*DIRECTIONS*
Your task is to output the listing word for word, with pictures excluded.

══ GIVEN DATA ══

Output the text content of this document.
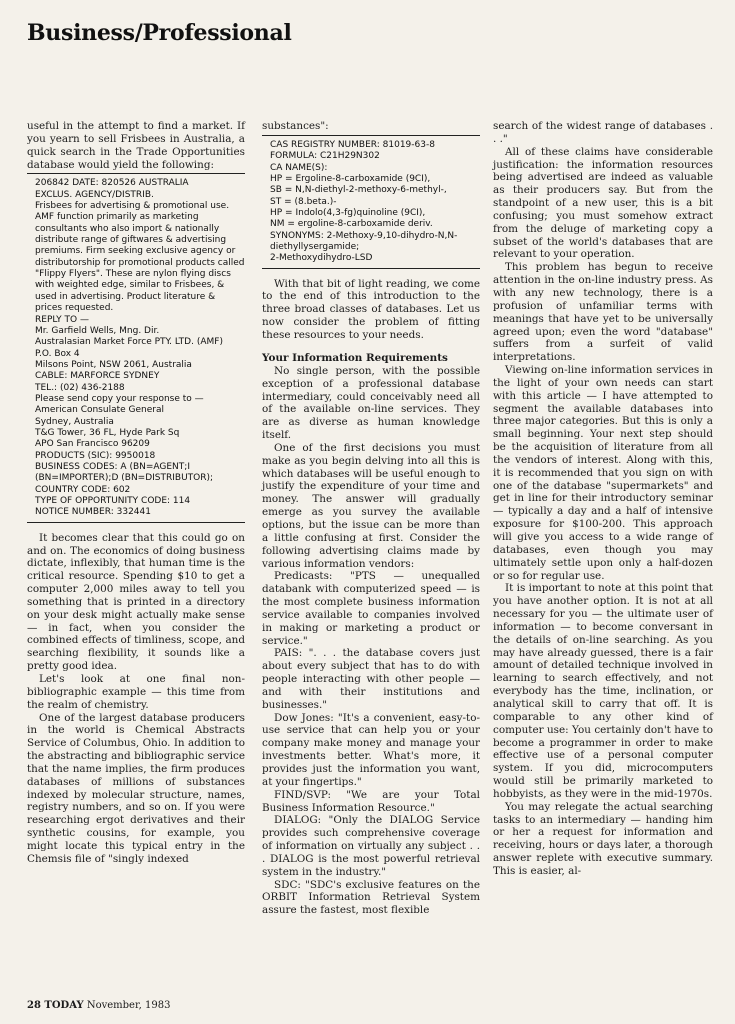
Business/Professional

useful in the attempt to find a market. If you yearn to sell Frisbees in Australia, a quick search in the Trade Opportunities database would yield the following:

206842 DATE: 820526 AUSTRALIA
EXCLUS. AGENCY/DISTRIB.
Frisbees for advertising & promotional use. AMF function primarily as marketing consultants who also import & nationally distribute range of giftwares & advertising premiums. Firm seeking exclusive agency or distributorship for promotional products called "Flippy Flyers". These are nylon flying discs with weighted edge, similar to Frisbees, & used in advertising. Product literature & prices requested.
REPLY TO —
Mr. Garfield Wells, Mng. Dir.
Australasian Market Force PTY. LTD. (AMF)
P.O. Box 4
Milsons Point, NSW 2061, Australia
CABLE: MARFORCE SYDNEY
TEL.: (02) 436-2188
Please send copy your response to —
American Consulate General
Sydney, Australia
T&G Tower, 36 FL, Hyde Park Sq
APO San Francisco 96209
PRODUCTS (SIC): 9950018
BUSINESS CODES: A (BN=AGENT;I (BN=IMPORTER);D (BN=DISTRIBUTOR);
COUNTRY CODE: 602
TYPE OF OPPORTUNITY CODE: 114
NOTICE NUMBER: 332441

It becomes clear that this could go on and on. The economics of doing business dictate, inflexibly, that human time is the critical resource. Spending $10 to get a computer 2,000 miles away to tell you something that is printed in a directory on your desk might actually make sense — in fact, when you consider the combined effects of timliness, scope, and searching flexibility, it sounds like a pretty good idea.

Let's look at one final non-bibliographic example — this time from the realm of chemistry.

One of the largest database producers in the world is Chemical Abstracts Service of Columbus, Ohio. In addition to the abstracting and bibliographic service that the name implies, the firm produces databases of millions of substances indexed by molecular structure, names, registry numbers, and so on. If you were researching ergot derivatives and their synthetic cousins, for example, you might locate this typical entry in the Chemsis file of "singly indexed

substances":

CAS REGISTRY NUMBER: 81019-63-8
FORMULA: C21H29N302
CA NAME(S):
HP = Ergoline-8-carboxamide (9CI),
SB = N,N-diethyl-2-methoxy-6-methyl-,
ST = (8.beta.)-
HP = Indolo(4,3-fg)quinoline (9CI),
NM = ergoline-8-carboxamide deriv.
SYNONYMS: 2-Methoxy-9,10-dihydro-N,N-diethyllysergamide;
2-Methoxydihydro-LSD

With that bit of light reading, we come to the end of this introduction to the three broad classes of databases. Let us now consider the problem of fitting these resources to your needs.

Your Information Requirements

No single person, with the possible exception of a professional database intermediary, could conceivably need all of the available on-line services. They are as diverse as human knowledge itself.

One of the first decisions you must make as you begin delving into all this is which databases will be useful enough to justify the expenditure of your time and money. The answer will gradually emerge as you survey the available options, but the issue can be more than a little confusing at first. Consider the following advertising claims made by various information vendors:

Predicasts: "PTS — unequalled databank with computerized speed — is the most complete business information service available to companies involved in making or marketing a product or service."

PAIS: ". . . the database covers just about every subject that has to do with people interacting with other people — and with their institutions and businesses."

Dow Jones: "It's a convenient, easy-to-use service that can help you or your company make money and manage your investments better. What's more, it provides just the information you want, at your fingertips."

FIND/SVP: "We are your Total Business Information Resource."

DIALOG: "Only the DIALOG Service provides such comprehensive coverage of information on virtually any subject . . . DIALOG is the most powerful retrieval system in the industry."

SDC: "SDC's exclusive features on the ORBIT Information Retrieval System assure the fastest, most flexible

search of the widest range of databases . . ."

All of these claims have considerable justification: the information resources being advertised are indeed as valuable as their producers say. But from the standpoint of a new user, this is a bit confusing; you must somehow extract from the deluge of marketing copy a subset of the world's databases that are relevant to your operation.

This problem has begun to receive attention in the on-line industry press. As with any new technology, there is a profusion of unfamiliar terms with meanings that have yet to be universally agreed upon; even the word "database" suffers from a surfeit of valid interpretations.

Viewing on-line information services in the light of your own needs can start with this article — I have attempted to segment the available databases into three major categories. But this is only a small beginning. Your next step should be the acquisition of literature from all the vendors of interest. Along with this, it is recommended that you sign on with one of the database "supermarkets" and get in line for their introductory seminar — typically a day and a half of intensive exposure for $100-200. This approach will give you access to a wide range of databases, even though you may ultimately settle upon only a half-dozen or so for regular use.

It is important to note at this point that you have another option. It is not at all necessary for you — the ultimate user of information — to become conversant in the details of on-line searching. As you may have already guessed, there is a fair amount of detailed technique involved in learning to search effectively, and not everybody has the time, inclination, or analytical skill to carry that off. It is comparable to any other kind of computer use: You certainly don't have to become a programmer in order to make effective use of a personal computer system. If you did, microcomputers would still be primarily marketed to hobbyists, as they were in the mid-1970s.

You may relegate the actual searching tasks to an intermediary — handing him or her a request for information and receiving, hours or days later, a thorough answer replete with executive summary. This is easier, al-

28 TODAY November, 1983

═══

*THE RESULT*
Output the text content of this document.
Business/Professional

useful in the attempt to find a market. If you yearn to sell Frisbees in Australia, a quick search in the Trade Opportunities database would yield the following:

206842 DATE: 820526 AUSTRALIA
EXCLUS. AGENCY/DISTRIB.
Frisbees for advertising & promotional use. AMF function primarily as marketing consultants who also import & nationally distribute range of giftwares & advertising premiums. Firm seeking exclusive agency or distributorship for promotional products called "Flippy Flyers". These are nylon flying discs with weighted edge, similar to Frisbees, & used in advertising. Product literature & prices requested.
REPLY TO —
Mr. Garfield Wells, Mng. Dir.
Australasian Market Force PTY. LTD. (AMF)
P.O. Box 4
Milsons Point, NSW 2061, Australia
CABLE: MARFORCE SYDNEY
TEL.: (02) 436-2188
Please send copy your response to —
American Consulate General
Sydney, Australia
T&G Tower, 36 FL, Hyde Park Sq
APO San Francisco 96209
PRODUCTS (SIC): 9950018
BUSINESS CODES: A (BN=AGENT;I (BN=IMPORTER);D (BN=DISTRIBUTOR);
COUNTRY CODE: 602
TYPE OF OPPORTUNITY CODE: 114
NOTICE NUMBER: 332441

It becomes clear that this could go on and on. The economics of doing business dictate, inflexibly, that human time is the critical resource. Spending $10 to get a computer 2,000 miles away to tell you something that is printed in a directory on your desk might actually make sense — in fact, when you consider the combined effects of timliness, scope, and searching flexibility, it sounds like a pretty good idea.

Let's look at one final non-bibliographic example — this time from the realm of chemistry.

One of the largest database producers in the world is Chemical Abstracts Service of Columbus, Ohio. In addition to the abstracting and bibliographic service that the name implies, the firm produces databases of millions of substances indexed by molecular structure, names, registry numbers, and so on. If you were researching ergot derivatives and their synthetic cousins, for example, you might locate this typical entry in the Chemsis file of "singly indexed

substances":

CAS REGISTRY NUMBER: 81019-63-8
FORMULA: C21H29N302
CA NAME(S):
HP = Ergoline-8-carboxamide (9CI),
SB = N,N-diethyl-2-methoxy-6-methyl-,
ST = (8.beta.)-
HP = Indolo(4,3-fg)quinoline (9CI),
NM = ergoline-8-carboxamide deriv.
SYNONYMS: 2-Methoxy-9,10-dihydro-N,N-diethyllysergamide;
2-Methoxydihydro-LSD

With that bit of light reading, we come to the end of this introduction to the three broad classes of databases. Let us now consider the problem of fitting these resources to your needs.

Your Information Requirements

No single person, with the possible exception of a professional database intermediary, could conceivably need all of the available on-line services. They are as diverse as human knowledge itself.

One of the first decisions you must make as you begin delving into all this is which databases will be useful enough to justify the expenditure of your time and money. The answer will gradually emerge as you survey the available options, but the issue can be more than a little confusing at first. Consider the following advertising claims made by various information vendors:

Predicasts: "PTS — unequalled databank with computerized speed — is the most complete business information service available to companies involved in making or marketing a product or service."

PAIS: ". . . the database covers just about every subject that has to do with people interacting with other people — and with their institutions and businesses."

Dow Jones: "It's a convenient, easy-to-use service that can help you or your company make money and manage your investments better. What's more, it provides just the information you want, at your fingertips."

FIND/SVP: "We are your Total Business Information Resource."

DIALOG: "Only the DIALOG Service provides such comprehensive coverage of information on virtually any subject . . . DIALOG is the most powerful retrieval system in the industry."

SDC: "SDC's exclusive features on the ORBIT Information Retrieval System assure the fastest, most flexible

search of the widest range of databases . . ."

All of these claims have considerable justification: the information resources being advertised are indeed as valuable as their producers say. But from the standpoint of a new user, this is a bit confusing; you must somehow extract from the deluge of marketing copy a subset of the world's databases that are relevant to your operation.

This problem has begun to receive attention in the on-line industry press. As with any new technology, there is a profusion of unfamiliar terms with meanings that have yet to be universally agreed upon; even the word "database" suffers from a surfeit of valid interpretations.

Viewing on-line information services in the light of your own needs can start with this article — I have attempted to segment the available databases into three major categories. But this is only a small beginning. Your next step should be the acquisition of literature from all the vendors of interest. Along with this, it is recommended that you sign on with one of the database "supermarkets" and get in line for their introductory seminar — typically a day and a half of intensive exposure for $100-200. This approach will give you access to a wide range of databases, even though you may ultimately settle upon only a half-dozen or so for regular use.

It is important to note at this point that you have another option. It is not at all necessary for you — the ultimate user of information — to become conversant in the details of on-line searching. As you may have already guessed, there is a fair amount of detailed technique involved in learning to search effectively, and not everybody has the time, inclination, or analytical skill to carry that off. It is comparable to any other kind of computer use: You certainly don't have to become a programmer in order to make effective use of a personal computer system. If you did, microcomputers would still be primarily marketed to hobbyists, as they were in the mid-1970s.

You may relegate the actual searching tasks to an intermediary — handing him or her a request for information and receiving, hours or days later, a thorough answer replete with executive summary. This is easier, al-

28 TODAY November, 1983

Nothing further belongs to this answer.